• [Your goal]
An exact reproduction of the records is required, with all images left out.

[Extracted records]
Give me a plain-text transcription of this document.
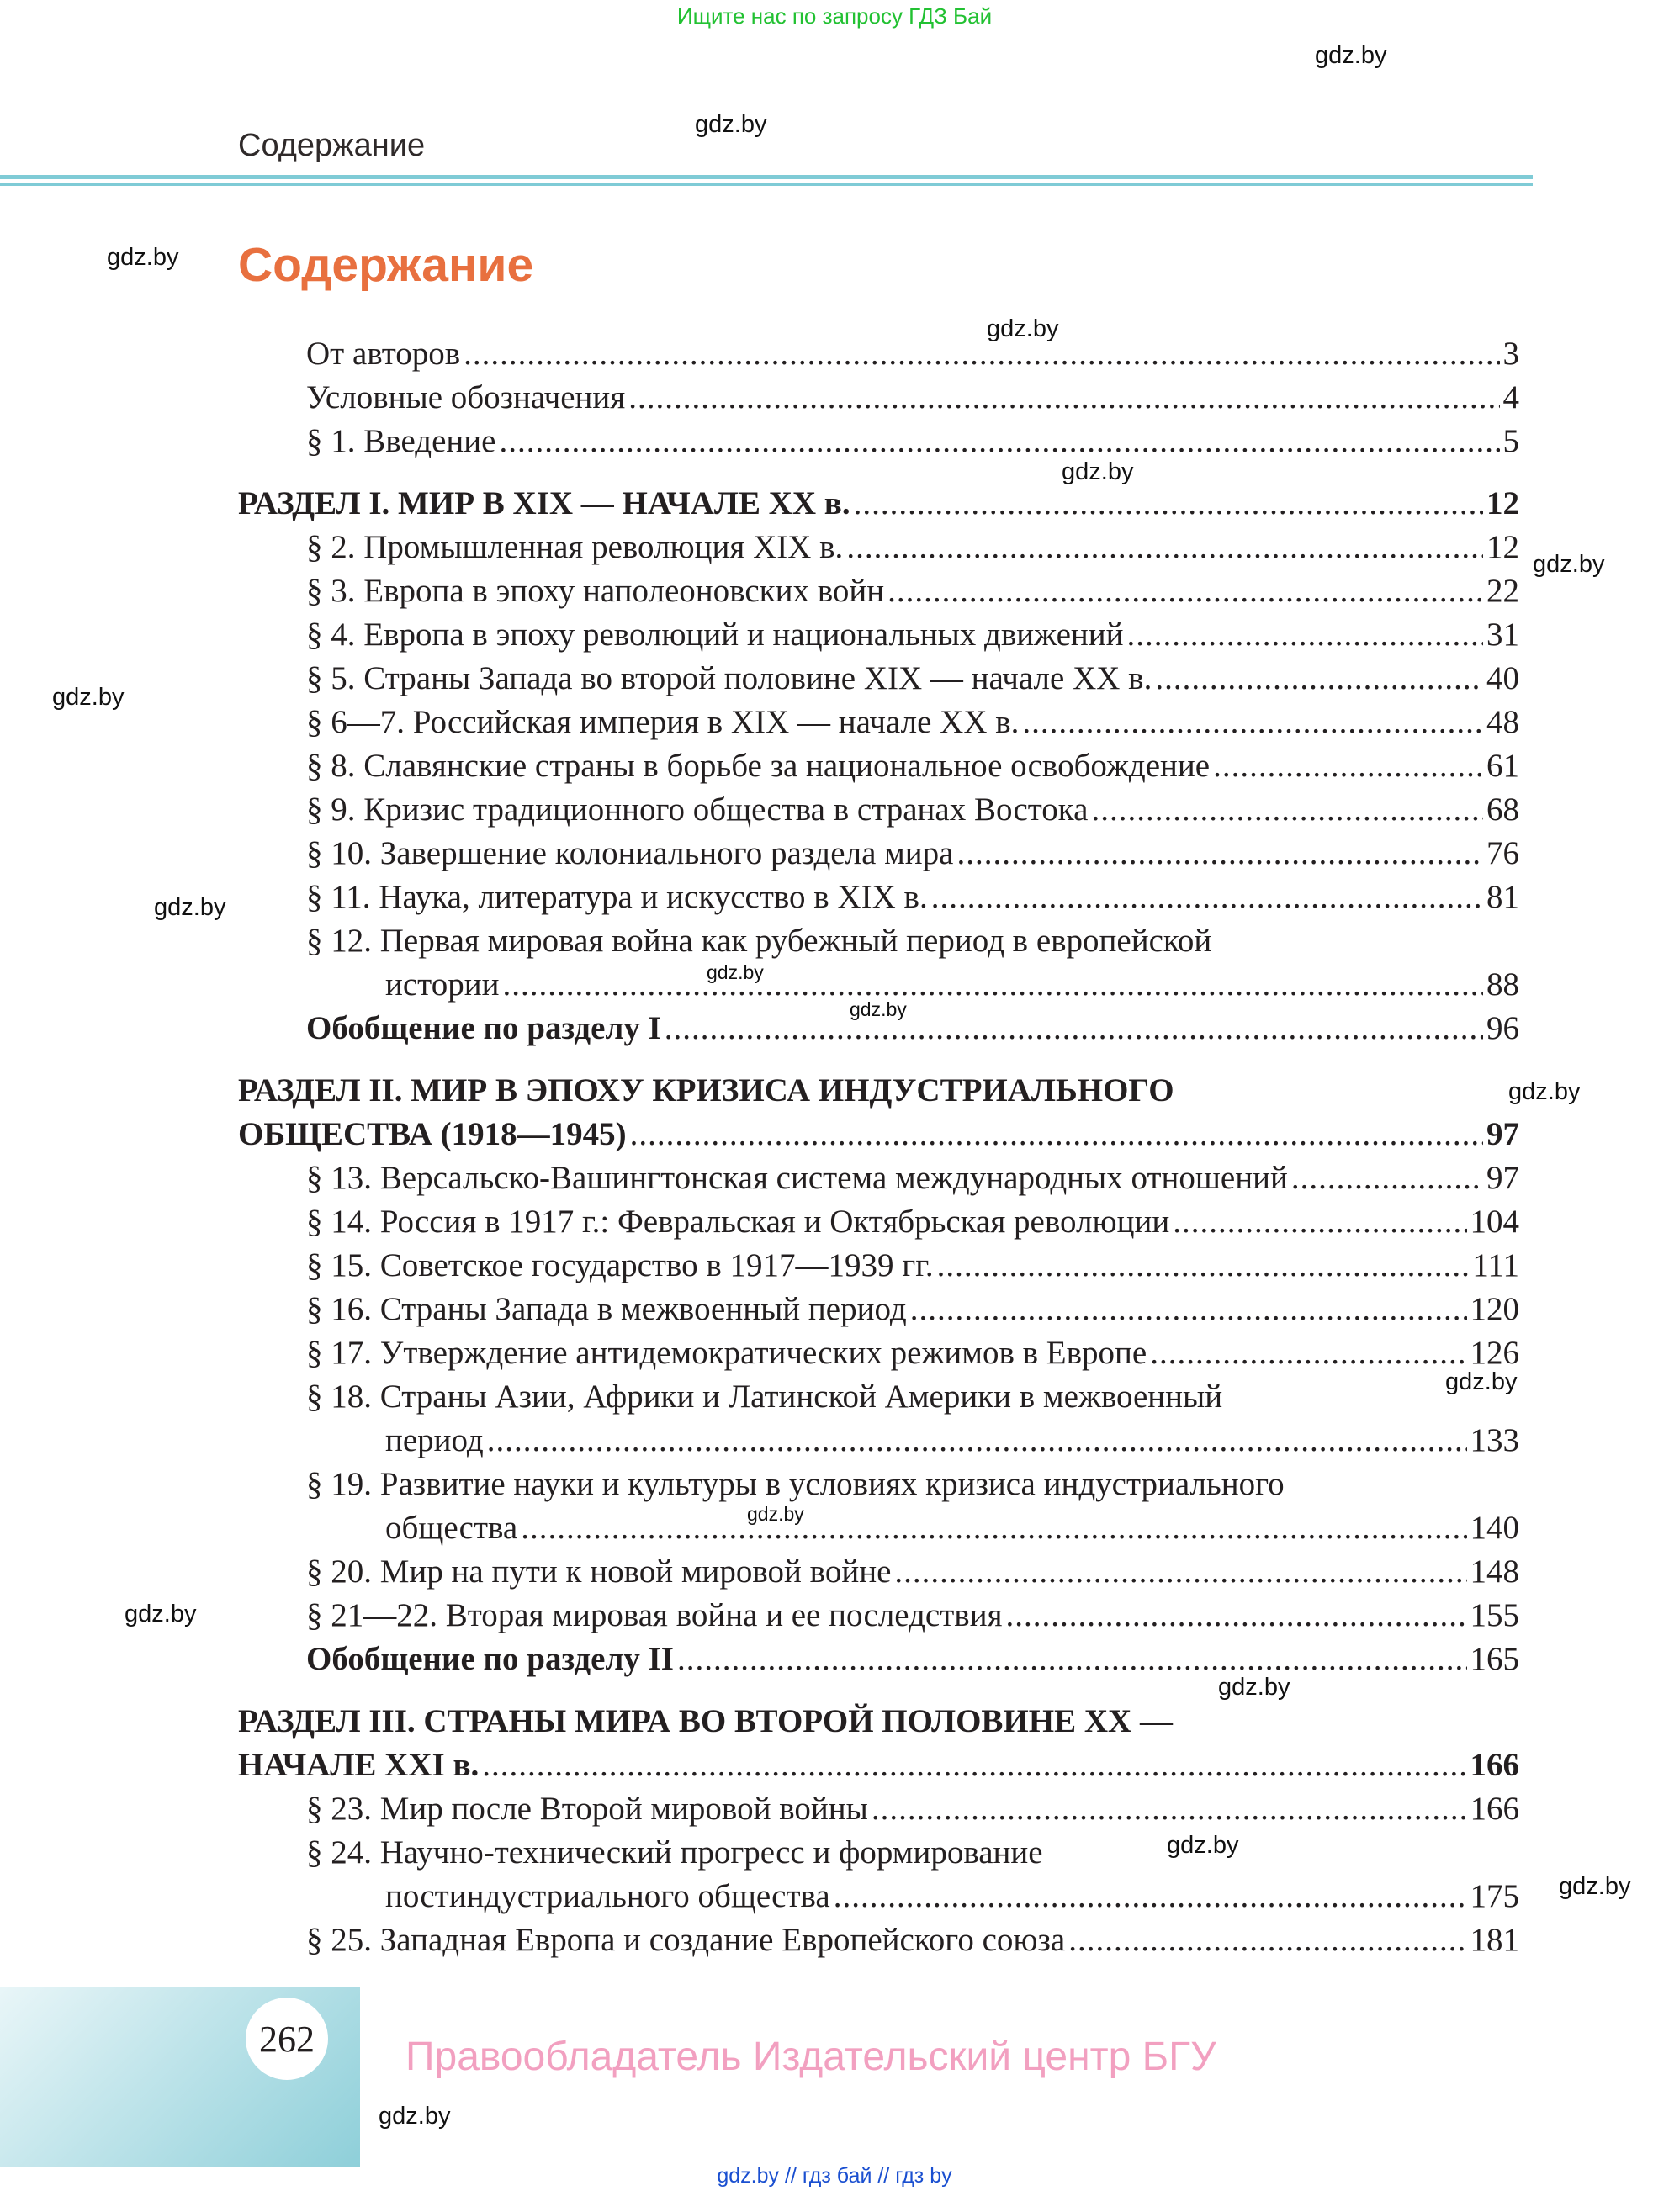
Ищите нас по запросу ГДЗ Бай
gdz.by
gdz.by
gdz.by
gdz.by
gdz.by
gdz.by
gdz.by
gdz.by
gdz.by
gdz.by
gdz.by
gdz.by
gdz.by
gdz.by
gdz.by
gdz.by
gdz.by
gdz.by
Содержание
Содержание
От авторов .....	3
Условные обозначения .....	4
§ 1. Введение .....	5
РАЗДЕЛ I. МИР В XIX — НАЧАЛЕ XX в. .....	12
§ 2. Промышленная революция XIX в. .....	12
§ 3. Европа в эпоху наполеоновских войн .....	22
§ 4. Европа в эпоху революций и национальных движений .....	31
§ 5. Страны Запада во второй половине XIX — начале XX в. .....	40
§ 6—7. Российская империя в XIX — начале XX в. .....	48
§ 8. Славянские страны в борьбе за национальное освобождение .....	61
§ 9. Кризис традиционного общества в странах Востока .....	68
§ 10. Завершение колониального раздела мира .....	76
§ 11. Наука, литература и искусство в XIX в. .....	81
§ 12. Первая мировая война как рубежный период в европейской
истории .....	88
Обобщение по разделу I .....	96
РАЗДЕЛ II. МИР В ЭПОХУ КРИЗИСА ИНДУСТРИАЛЬНОГО
ОБЩЕСТВА (1918—1945) .....	97
§ 13. Версальско-Вашингтонская система международных отношений .....	97
§ 14. Россия в 1917 г.: Февральская и Октябрьская революции .....	104
§ 15. Советское государство в 1917—1939 гг. .....	111
§ 16. Страны Запада в межвоенный период .....	120
§ 17. Утверждение антидемократических режимов в Европе .....	126
§ 18. Страны Азии, Африки и Латинской Америки в межвоенный
период .....	133
§ 19. Развитие науки и культуры в условиях кризиса индустриального
общества .....	140
§ 20. Мир на пути к новой мировой войне .....	148
§ 21—22. Вторая мировая война и ее последствия .....	155
Обобщение по разделу II .....	165
РАЗДЕЛ III. СТРАНЫ МИРА ВО ВТОРОЙ ПОЛОВИНЕ XX —
НАЧАЛЕ XXI в. .....	166
§ 23. Мир после Второй мировой войны .....	166
§ 24. Научно-технический прогресс и формирование
постиндустриального общества .....	175
§ 25. Западная Европа и создание Европейского союза .....	181
262	Правообладатель Издательский центр БГУ
gdz.by // гдз бай // гдз by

• [Answer to this exercise]
Give me a plain-text transcription of this document.
Ищите нас по запросу ГДЗ Бай
gdz.by
gdz.by
gdz.by
gdz.by
gdz.by
gdz.by
gdz.by
gdz.by
gdz.by
gdz.by
gdz.by
gdz.by
gdz.by
gdz.by
gdz.by
gdz.by
gdz.by
gdz.by
Содержание
Содержание
От авторов .....	3
Условные обозначения .....	4
§ 1. Введение .....	5
РАЗДЕЛ I. МИР В XIX — НАЧАЛЕ XX в. .....	12
§ 2. Промышленная революция XIX в. .....	12
§ 3. Европа в эпоху наполеоновских войн .....	22
§ 4. Европа в эпоху революций и национальных движений .....	31
§ 5. Страны Запада во второй половине XIX — начале XX в. .....	40
§ 6—7. Российская империя в XIX — начале XX в. .....	48
§ 8. Славянские страны в борьбе за национальное освобождение .....	61
§ 9. Кризис традиционного общества в странах Востока .....	68
§ 10. Завершение колониального раздела мира .....	76
§ 11. Наука, литература и искусство в XIX в. .....	81
§ 12. Первая мировая война как рубежный период в европейской
истории .....	88
Обобщение по разделу I .....	96
РАЗДЕЛ II. МИР В ЭПОХУ КРИЗИСА ИНДУСТРИАЛЬНОГО
ОБЩЕСТВА (1918—1945) .....	97
§ 13. Версальско-Вашингтонская система международных отношений .....	97
§ 14. Россия в 1917 г.: Февральская и Октябрьская революции .....	104
§ 15. Советское государство в 1917—1939 гг. .....	111
§ 16. Страны Запада в межвоенный период .....	120
§ 17. Утверждение антидемократических режимов в Европе .....	126
§ 18. Страны Азии, Африки и Латинской Америки в межвоенный
период .....	133
§ 19. Развитие науки и культуры в условиях кризиса индустриального
общества .....	140
§ 20. Мир на пути к новой мировой войне .....	148
§ 21—22. Вторая мировая война и ее последствия .....	155
Обобщение по разделу II .....	165
РАЗДЕЛ III. СТРАНЫ МИРА ВО ВТОРОЙ ПОЛОВИНЕ XX —
НАЧАЛЕ XXI в. .....	166
§ 23. Мир после Второй мировой войны .....	166
§ 24. Научно-технический прогресс и формирование
постиндустриального общества .....	175
§ 25. Западная Европа и создание Европейского союза .....	181
262	Правообладатель Издательский центр БГУ
gdz.by // гдз бай // гдз by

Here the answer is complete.